## WHAT TO PRODUCE
Quote each record exactly, please, leaving none out.

## MATERIAL FOR THE TASK
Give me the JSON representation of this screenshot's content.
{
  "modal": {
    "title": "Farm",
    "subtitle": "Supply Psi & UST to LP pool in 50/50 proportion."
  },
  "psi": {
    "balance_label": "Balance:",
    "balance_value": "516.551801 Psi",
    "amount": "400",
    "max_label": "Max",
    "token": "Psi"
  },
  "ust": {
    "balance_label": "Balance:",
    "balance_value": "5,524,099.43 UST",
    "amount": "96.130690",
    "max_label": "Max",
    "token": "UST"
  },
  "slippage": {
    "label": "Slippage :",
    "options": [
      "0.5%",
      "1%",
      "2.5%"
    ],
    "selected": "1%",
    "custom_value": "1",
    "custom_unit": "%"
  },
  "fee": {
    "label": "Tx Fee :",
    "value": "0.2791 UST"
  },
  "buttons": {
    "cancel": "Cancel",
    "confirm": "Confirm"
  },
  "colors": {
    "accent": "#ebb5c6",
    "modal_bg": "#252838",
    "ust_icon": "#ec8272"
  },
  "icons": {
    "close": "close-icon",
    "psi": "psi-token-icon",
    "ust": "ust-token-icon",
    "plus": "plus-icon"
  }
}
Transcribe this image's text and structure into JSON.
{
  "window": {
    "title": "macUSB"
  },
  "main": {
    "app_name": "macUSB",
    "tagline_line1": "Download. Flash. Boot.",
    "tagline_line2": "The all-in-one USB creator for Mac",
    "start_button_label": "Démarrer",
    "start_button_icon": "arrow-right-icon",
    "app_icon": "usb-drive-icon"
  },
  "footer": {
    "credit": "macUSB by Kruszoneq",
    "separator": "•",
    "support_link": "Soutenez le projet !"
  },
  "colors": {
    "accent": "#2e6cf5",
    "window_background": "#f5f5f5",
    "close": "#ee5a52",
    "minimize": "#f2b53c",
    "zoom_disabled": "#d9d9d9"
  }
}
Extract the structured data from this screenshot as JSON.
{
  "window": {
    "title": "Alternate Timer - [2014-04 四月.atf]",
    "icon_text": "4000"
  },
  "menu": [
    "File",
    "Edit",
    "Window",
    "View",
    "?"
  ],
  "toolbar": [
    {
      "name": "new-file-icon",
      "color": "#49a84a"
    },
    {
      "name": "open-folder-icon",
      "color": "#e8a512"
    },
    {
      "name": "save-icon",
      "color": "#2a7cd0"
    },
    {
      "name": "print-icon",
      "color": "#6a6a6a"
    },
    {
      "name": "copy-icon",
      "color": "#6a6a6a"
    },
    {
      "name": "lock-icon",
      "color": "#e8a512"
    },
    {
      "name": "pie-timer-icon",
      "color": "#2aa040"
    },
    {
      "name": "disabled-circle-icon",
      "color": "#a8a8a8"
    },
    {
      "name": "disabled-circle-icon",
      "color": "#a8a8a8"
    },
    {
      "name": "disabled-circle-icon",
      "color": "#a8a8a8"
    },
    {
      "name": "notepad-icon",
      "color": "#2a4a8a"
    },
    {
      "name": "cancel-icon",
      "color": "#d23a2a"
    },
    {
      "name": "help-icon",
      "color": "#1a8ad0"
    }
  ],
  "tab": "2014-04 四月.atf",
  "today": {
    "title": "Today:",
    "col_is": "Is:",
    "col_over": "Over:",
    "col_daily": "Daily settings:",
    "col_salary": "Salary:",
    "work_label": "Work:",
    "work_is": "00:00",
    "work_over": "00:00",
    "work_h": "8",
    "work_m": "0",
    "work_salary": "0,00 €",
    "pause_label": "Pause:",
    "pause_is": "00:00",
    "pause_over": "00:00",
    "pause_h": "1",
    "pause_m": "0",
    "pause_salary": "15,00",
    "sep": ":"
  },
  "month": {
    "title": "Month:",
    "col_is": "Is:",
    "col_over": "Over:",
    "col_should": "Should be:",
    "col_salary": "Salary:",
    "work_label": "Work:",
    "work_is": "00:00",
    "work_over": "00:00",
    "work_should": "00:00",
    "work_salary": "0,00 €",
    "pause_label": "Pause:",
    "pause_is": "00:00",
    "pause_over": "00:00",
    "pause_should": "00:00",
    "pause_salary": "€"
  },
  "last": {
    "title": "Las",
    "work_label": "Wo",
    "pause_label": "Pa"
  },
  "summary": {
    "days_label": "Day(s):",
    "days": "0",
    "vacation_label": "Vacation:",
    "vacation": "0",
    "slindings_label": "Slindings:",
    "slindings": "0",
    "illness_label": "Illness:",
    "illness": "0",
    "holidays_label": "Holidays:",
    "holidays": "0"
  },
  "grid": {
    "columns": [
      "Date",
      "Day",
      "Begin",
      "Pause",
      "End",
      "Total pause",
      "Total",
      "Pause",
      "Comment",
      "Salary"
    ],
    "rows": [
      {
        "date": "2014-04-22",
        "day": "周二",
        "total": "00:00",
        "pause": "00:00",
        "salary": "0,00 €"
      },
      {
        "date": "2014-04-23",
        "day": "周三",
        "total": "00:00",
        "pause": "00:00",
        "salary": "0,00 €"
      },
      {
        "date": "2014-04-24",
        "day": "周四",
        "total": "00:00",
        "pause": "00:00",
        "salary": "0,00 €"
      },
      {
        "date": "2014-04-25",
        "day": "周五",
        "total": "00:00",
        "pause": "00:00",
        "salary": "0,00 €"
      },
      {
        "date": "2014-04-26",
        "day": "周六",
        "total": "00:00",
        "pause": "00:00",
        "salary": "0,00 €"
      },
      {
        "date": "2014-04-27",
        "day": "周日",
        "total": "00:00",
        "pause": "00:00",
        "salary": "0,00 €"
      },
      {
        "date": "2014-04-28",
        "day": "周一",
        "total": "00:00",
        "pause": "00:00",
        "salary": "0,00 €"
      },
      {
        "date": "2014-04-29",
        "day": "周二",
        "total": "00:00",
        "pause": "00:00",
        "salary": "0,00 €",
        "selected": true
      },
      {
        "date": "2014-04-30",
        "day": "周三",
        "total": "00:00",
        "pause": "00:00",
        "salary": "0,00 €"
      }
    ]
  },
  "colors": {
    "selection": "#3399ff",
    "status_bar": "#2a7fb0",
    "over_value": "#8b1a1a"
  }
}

## SOLVED PROBLEM
Give me the JSON representation of this screenshot's content.
{
  "modal": {
    "title": "Farm",
    "subtitle": "Supply Psi & UST to LP pool in 50/50 proportion."
  },
  "psi": {
    "balance_label": "Balance:",
    "balance_value": "516.551801 Psi",
    "amount": "400",
    "max_label": "Max",
    "token": "Psi"
  },
  "ust": {
    "balance_label": "Balance:",
    "balance_value": "5,524,099.43 UST",
    "amount": "96.130690",
    "max_label": "Max",
    "token": "UST"
  },
  "slippage": {
    "label": "Slippage :",
    "options": [
      "0.5%",
      "1%",
      "2.5%"
    ],
    "selected": "1%",
    "custom_value": "1",
    "custom_unit": "%"
  },
  "fee": {
    "label": "Tx Fee :",
    "value": "0.2791 UST"
  },
  "buttons": {
    "cancel": "Cancel",
    "confirm": "Confirm"
  },
  "colors": {
    "accent": "#ebb5c6",
    "modal_bg": "#252838",
    "ust_icon": "#ec8272"
  },
  "icons": {
    "close": "close-icon",
    "psi": "psi-token-icon",
    "ust": "ust-token-icon",
    "plus": "plus-icon"
  }
}
Transcribe this image's text and structure into JSON.
{
  "window": {
    "title": "macUSB"
  },
  "main": {
    "app_name": "macUSB",
    "tagline_line1": "Download. Flash. Boot.",
    "tagline_line2": "The all-in-one USB creator for Mac",
    "start_button_label": "Démarrer",
    "start_button_icon": "arrow-right-icon",
    "app_icon": "usb-drive-icon"
  },
  "footer": {
    "credit": "macUSB by Kruszoneq",
    "separator": "•",
    "support_link": "Soutenez le projet !"
  },
  "colors": {
    "accent": "#2e6cf5",
    "window_background": "#f5f5f5",
    "close": "#ee5a52",
    "minimize": "#f2b53c",
    "zoom_disabled": "#d9d9d9"
  }
}
Extract the structured data from this screenshot as JSON.
{
  "window": {
    "title": "Alternate Timer - [2014-04 四月.atf]",
    "icon_text": "4000"
  },
  "menu": [
    "File",
    "Edit",
    "Window",
    "View",
    "?"
  ],
  "toolbar": [
    {
      "name": "new-file-icon",
      "color": "#49a84a"
    },
    {
      "name": "open-folder-icon",
      "color": "#e8a512"
    },
    {
      "name": "save-icon",
      "color": "#2a7cd0"
    },
    {
      "name": "print-icon",
      "color": "#6a6a6a"
    },
    {
      "name": "copy-icon",
      "color": "#6a6a6a"
    },
    {
      "name": "lock-icon",
      "color": "#e8a512"
    },
    {
      "name": "pie-timer-icon",
      "color": "#2aa040"
    },
    {
      "name": "disabled-circle-icon",
      "color": "#a8a8a8"
    },
    {
      "name": "disabled-circle-icon",
      "color": "#a8a8a8"
    },
    {
      "name": "disabled-circle-icon",
      "color": "#a8a8a8"
    },
    {
      "name": "notepad-icon",
      "color": "#2a4a8a"
    },
    {
      "name": "cancel-icon",
      "color": "#d23a2a"
    },
    {
      "name": "help-icon",
      "color": "#1a8ad0"
    }
  ],
  "tab": "2014-04 四月.atf",
  "today": {
    "title": "Today:",
    "col_is": "Is:",
    "col_over": "Over:",
    "col_daily": "Daily settings:",
    "col_salary": "Salary:",
    "work_label": "Work:",
    "work_is": "00:00",
    "work_over": "00:00",
    "work_h": "8",
    "work_m": "0",
    "work_salary": "0,00 €",
    "pause_label": "Pause:",
    "pause_is": "00:00",
    "pause_over": "00:00",
    "pause_h": "1",
    "pause_m": "0",
    "pause_salary": "15,00",
    "sep": ":"
  },
  "month": {
    "title": "Month:",
    "col_is": "Is:",
    "col_over": "Over:",
    "col_should": "Should be:",
    "col_salary": "Salary:",
    "work_label": "Work:",
    "work_is": "00:00",
    "work_over": "00:00",
    "work_should": "00:00",
    "work_salary": "0,00 €",
    "pause_label": "Pause:",
    "pause_is": "00:00",
    "pause_over": "00:00",
    "pause_should": "00:00",
    "pause_salary": "€"
  },
  "last": {
    "title": "Las",
    "work_label": "Wo",
    "pause_label": "Pa"
  },
  "summary": {
    "days_label": "Day(s):",
    "days": "0",
    "vacation_label": "Vacation:",
    "vacation": "0",
    "slindings_label": "Slindings:",
    "slindings": "0",
    "illness_label": "Illness:",
    "illness": "0",
    "holidays_label": "Holidays:",
    "holidays": "0"
  },
  "grid": {
    "columns": [
      "Date",
      "Day",
      "Begin",
      "Pause",
      "End",
      "Total pause",
      "Total",
      "Pause",
      "Comment",
      "Salary"
    ],
    "rows": [
      {
        "date": "2014-04-22",
        "day": "周二",
        "total": "00:00",
        "pause": "00:00",
        "salary": "0,00 €"
      },
      {
        "date": "2014-04-23",
        "day": "周三",
        "total": "00:00",
        "pause": "00:00",
        "salary": "0,00 €"
      },
      {
        "date": "2014-04-24",
        "day": "周四",
        "total": "00:00",
        "pause": "00:00",
        "salary": "0,00 €"
      },
      {
        "date": "2014-04-25",
        "day": "周五",
        "total": "00:00",
        "pause": "00:00",
        "salary": "0,00 €"
      },
      {
        "date": "2014-04-26",
        "day": "周六",
        "total": "00:00",
        "pause": "00:00",
        "salary": "0,00 €"
      },
      {
        "date": "2014-04-27",
        "day": "周日",
        "total": "00:00",
        "pause": "00:00",
        "salary": "0,00 €"
      },
      {
        "date": "2014-04-28",
        "day": "周一",
        "total": "00:00",
        "pause": "00:00",
        "salary": "0,00 €"
      },
      {
        "date": "2014-04-29",
        "day": "周二",
        "total": "00:00",
        "pause": "00:00",
        "salary": "0,00 €",
        "selected": true
      },
      {
        "date": "2014-04-30",
        "day": "周三",
        "total": "00:00",
        "pause": "00:00",
        "salary": "0,00 €"
      }
    ]
  },
  "colors": {
    "selection": "#3399ff",
    "status_bar": "#2a7fb0",
    "over_value": "#8b1a1a"
  }
}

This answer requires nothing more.